Records from a dataset

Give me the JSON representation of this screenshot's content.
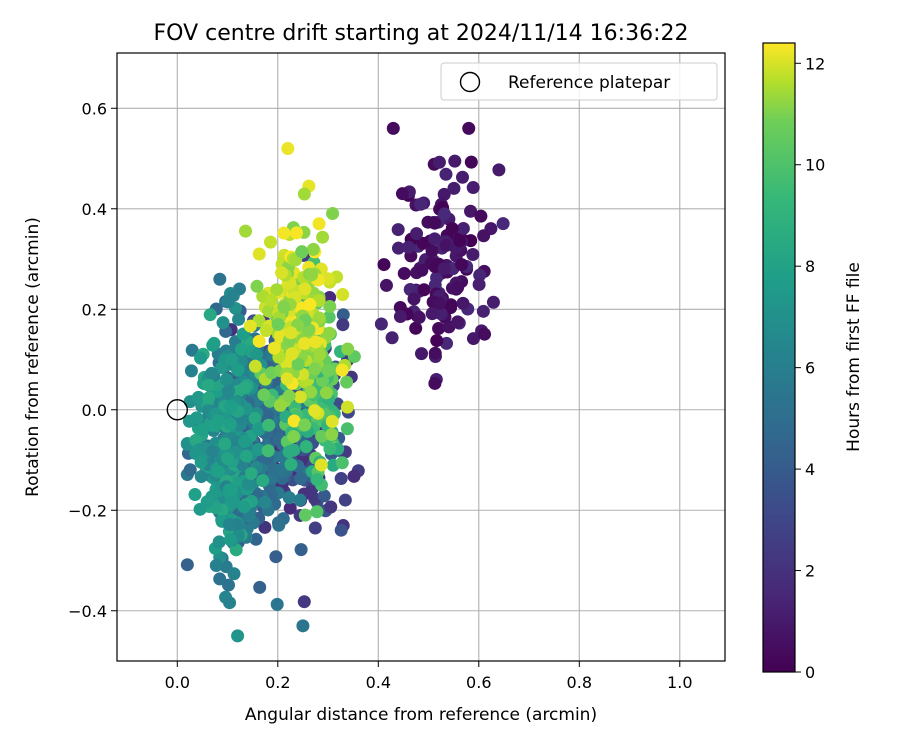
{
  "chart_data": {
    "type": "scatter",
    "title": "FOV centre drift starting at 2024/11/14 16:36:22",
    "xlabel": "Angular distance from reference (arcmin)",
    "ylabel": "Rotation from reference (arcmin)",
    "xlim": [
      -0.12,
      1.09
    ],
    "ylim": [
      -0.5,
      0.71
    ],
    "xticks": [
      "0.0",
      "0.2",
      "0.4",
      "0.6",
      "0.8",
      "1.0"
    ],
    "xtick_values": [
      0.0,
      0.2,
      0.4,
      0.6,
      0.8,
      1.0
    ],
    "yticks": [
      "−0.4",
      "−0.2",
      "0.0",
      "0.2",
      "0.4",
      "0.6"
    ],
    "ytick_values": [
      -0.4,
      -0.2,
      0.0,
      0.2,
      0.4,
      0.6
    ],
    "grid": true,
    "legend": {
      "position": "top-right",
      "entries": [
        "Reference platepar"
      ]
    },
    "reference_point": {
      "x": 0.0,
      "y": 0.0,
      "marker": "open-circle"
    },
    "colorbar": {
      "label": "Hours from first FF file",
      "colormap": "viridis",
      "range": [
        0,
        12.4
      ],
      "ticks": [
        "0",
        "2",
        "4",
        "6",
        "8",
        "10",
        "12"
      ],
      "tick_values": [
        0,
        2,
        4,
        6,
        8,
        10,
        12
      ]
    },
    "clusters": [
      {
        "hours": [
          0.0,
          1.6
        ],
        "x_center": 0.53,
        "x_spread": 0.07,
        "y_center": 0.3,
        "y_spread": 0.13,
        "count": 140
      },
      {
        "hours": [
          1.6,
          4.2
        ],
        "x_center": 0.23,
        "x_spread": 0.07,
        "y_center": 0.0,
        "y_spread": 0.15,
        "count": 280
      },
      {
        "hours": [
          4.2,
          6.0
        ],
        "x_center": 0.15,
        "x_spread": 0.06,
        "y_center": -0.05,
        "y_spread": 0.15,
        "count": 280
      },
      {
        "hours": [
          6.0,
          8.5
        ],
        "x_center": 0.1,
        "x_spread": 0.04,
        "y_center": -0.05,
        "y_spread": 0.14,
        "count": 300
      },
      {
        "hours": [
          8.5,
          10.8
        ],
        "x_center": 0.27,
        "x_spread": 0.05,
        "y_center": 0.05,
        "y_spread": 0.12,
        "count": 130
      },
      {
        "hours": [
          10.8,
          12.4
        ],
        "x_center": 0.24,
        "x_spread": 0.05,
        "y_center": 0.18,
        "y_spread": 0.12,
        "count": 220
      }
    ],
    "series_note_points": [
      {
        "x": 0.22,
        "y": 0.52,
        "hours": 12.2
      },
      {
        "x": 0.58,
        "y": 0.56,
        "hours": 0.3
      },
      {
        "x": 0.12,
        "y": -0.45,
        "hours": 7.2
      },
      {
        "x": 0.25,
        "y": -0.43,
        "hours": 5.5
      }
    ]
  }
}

SET EXERCISE »
Look through the listing and extract every line with "count" in it.

OUTPUT »
        "count": 140
        "count": 280
        "count": 280
        "count": 300
        "count": 130
        "count": 220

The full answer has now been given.